## Text
The approval of Zohydro ER was controversial, due to concerns over its potential for substance abuse. The FDA approved Zohydro ER over the objections of its own review panel, which voted 12 to 2 against approval. The panel stated that if approved, Zohydro ER would likely "be abused, possibly at a rate greater than that of currently available hydrocodone combination products". Thirty U.S. states asked the FDA not to approve Zohydro ER in capsule form due to its potency and the ease with which it could be abused, by being crushed and then snorted or injected. Zohydro ER was briefly prohibited in Massachusetts before a federal judge ruled that the state's ban was preempted by the earlier federal approval.
Detection in body fluids
Hydrocodone concentrations are measured in blood, plasma, and urine to seek evidence of misuse, to confirm diagnoses of poisoning, and to assist in investigations into deaths. Many commercial opiate screening tests react indiscriminately with hydrocodone, other opiates, and their metabolites, but chromatographic techniques can easily distinguish hydrocodone uniquely. Blood and plasma hydrocodone concentrations typically fall into the 5–30 µg/L range among people taking the drug therapeutically, 100–200 µg/L among recreational users, and 100–1,600 µg/L in cases of acute, fatal overdosage. Co-administration of the drug with food or alcohol can very significantly increase the resulting plasma hydrocodone concentrations that are subsequently achieved.
Hydrocodone was first synthesized in Germany in 1920 by Carl Mannich and Helene Löwenheim. It was approved by the Food and Drug Administration on 23 March 1943 for sale in the United States and approved by Health Canada for sale in Canada under the brand name Hycodan.

## Brief A
In the hydrocodone text, rewrite the passage from "Detection in body" up to and including "are subsequently achieved.", swapping "urine" for "saliva".
## Brief B
Answer these questions from the hydrocodone text.
(i) How did the FDA's own review panel vote on approving Zohydro ER?
(ii) In what range do blood and plasma hydrocodone concentrations typically fall among people taking the drug therapeutically?
(iii) Who first synthesized hydrocodone, and in what year?

## Dataset content
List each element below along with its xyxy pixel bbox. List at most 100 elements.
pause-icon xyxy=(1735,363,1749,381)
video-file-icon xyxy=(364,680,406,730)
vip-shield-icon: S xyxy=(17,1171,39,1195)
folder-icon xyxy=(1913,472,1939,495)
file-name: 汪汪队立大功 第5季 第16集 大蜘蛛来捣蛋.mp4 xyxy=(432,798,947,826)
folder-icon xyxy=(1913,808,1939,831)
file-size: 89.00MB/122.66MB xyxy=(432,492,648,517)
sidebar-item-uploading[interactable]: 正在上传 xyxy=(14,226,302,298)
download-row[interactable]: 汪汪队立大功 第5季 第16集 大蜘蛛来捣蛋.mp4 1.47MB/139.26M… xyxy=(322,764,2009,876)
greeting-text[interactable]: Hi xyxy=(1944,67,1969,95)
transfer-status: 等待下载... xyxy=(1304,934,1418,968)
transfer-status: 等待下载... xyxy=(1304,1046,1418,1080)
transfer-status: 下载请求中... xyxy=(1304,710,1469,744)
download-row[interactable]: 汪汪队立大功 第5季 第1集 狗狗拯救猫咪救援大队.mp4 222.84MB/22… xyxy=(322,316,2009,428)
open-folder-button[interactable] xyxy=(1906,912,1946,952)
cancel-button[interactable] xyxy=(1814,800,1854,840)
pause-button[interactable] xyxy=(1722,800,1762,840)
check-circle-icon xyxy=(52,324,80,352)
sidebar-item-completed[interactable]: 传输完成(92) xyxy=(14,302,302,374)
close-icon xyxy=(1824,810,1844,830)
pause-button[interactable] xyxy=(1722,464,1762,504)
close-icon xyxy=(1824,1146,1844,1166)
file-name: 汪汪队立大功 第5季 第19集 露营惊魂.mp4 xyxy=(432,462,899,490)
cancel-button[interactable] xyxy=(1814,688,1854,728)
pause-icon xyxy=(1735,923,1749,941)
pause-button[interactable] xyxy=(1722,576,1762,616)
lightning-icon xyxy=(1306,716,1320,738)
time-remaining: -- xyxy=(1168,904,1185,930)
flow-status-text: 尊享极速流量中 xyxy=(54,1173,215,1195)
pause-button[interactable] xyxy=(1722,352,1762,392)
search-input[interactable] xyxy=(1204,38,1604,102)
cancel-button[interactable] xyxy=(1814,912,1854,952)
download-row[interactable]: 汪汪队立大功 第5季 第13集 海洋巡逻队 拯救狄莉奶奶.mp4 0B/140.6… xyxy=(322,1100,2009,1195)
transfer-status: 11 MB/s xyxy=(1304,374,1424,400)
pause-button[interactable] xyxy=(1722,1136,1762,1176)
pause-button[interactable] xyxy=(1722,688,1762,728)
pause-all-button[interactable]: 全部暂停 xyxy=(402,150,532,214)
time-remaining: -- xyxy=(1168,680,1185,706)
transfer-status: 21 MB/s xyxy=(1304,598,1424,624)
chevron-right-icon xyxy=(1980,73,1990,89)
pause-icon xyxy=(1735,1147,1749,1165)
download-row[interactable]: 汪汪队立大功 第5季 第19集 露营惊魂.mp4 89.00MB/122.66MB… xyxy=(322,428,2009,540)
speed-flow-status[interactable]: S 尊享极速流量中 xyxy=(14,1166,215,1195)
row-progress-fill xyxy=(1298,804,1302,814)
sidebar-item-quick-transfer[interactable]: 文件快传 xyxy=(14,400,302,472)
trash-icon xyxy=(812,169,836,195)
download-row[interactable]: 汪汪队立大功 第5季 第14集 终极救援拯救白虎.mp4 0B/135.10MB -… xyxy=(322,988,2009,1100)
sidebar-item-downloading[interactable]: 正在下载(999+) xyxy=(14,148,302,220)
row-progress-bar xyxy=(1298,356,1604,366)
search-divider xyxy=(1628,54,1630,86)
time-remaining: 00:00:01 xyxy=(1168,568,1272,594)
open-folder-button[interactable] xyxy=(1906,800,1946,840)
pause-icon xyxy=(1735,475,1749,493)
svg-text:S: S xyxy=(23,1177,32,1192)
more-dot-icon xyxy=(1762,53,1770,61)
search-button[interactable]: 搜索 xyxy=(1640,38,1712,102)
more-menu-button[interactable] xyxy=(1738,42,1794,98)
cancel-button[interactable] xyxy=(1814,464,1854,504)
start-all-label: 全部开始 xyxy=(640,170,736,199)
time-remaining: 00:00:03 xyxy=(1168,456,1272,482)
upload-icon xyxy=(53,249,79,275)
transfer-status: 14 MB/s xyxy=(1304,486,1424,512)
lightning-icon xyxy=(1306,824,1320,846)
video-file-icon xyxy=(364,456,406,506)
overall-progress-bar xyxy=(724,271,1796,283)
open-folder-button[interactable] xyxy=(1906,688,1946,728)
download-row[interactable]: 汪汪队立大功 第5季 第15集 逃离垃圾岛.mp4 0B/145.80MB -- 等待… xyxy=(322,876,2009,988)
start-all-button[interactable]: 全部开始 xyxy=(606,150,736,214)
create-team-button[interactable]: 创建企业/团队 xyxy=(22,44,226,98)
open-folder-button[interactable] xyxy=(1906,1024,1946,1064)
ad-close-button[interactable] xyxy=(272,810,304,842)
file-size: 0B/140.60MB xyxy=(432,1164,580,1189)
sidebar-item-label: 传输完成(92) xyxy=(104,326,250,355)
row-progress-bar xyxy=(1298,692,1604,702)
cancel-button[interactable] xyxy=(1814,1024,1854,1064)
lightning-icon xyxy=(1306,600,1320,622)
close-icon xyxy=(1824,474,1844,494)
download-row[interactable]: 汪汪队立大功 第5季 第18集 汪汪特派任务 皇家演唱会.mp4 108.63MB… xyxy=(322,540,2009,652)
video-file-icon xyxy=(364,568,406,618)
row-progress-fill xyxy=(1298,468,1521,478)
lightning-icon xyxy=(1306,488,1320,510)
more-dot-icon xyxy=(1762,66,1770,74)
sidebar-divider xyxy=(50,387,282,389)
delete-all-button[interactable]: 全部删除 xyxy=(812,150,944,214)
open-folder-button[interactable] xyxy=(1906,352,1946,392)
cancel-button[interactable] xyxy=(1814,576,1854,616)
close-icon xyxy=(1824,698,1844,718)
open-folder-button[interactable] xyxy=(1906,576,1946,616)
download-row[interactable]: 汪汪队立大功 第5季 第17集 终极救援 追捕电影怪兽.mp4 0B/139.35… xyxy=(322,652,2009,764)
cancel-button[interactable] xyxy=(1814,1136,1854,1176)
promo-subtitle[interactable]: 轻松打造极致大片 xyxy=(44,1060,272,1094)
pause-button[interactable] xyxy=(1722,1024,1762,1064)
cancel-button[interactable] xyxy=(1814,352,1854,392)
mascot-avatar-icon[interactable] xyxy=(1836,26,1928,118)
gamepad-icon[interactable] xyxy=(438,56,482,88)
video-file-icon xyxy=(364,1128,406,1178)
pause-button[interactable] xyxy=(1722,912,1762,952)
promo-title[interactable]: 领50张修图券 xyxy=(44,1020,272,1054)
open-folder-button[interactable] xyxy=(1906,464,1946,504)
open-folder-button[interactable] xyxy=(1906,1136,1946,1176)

## Exercise output A
Detection in body fluids
Hydrocodone concentrations are measured in blood, plasma, and saliva to seek evidence of misuse, to confirm diagnoses of poisoning, and to assist in investigations into deaths. Many commercial opiate screening tests react indiscriminately with hydrocodone, other opiates, and their metabolites, but chromatographic techniques can easily distinguish hydrocodone uniquely. Blood and plasma hydrocodone concentrations typically fall into the 5–30 µg/L range among people taking the drug therapeutically, 100–200 µg/L among recreational users, and 100–1,600 µg/L in cases of acute, fatal overdosage. Co-administration of the drug with food or alcohol can very significantly increase the resulting plasma hydrocodone concentrations that are subsequently achieved.

## Exercise output B
(i) 12 to 2 against approval.
(ii) 5–30 µg/L.
(iii) Carl Mannich and Helene Löwenheim, in 1920.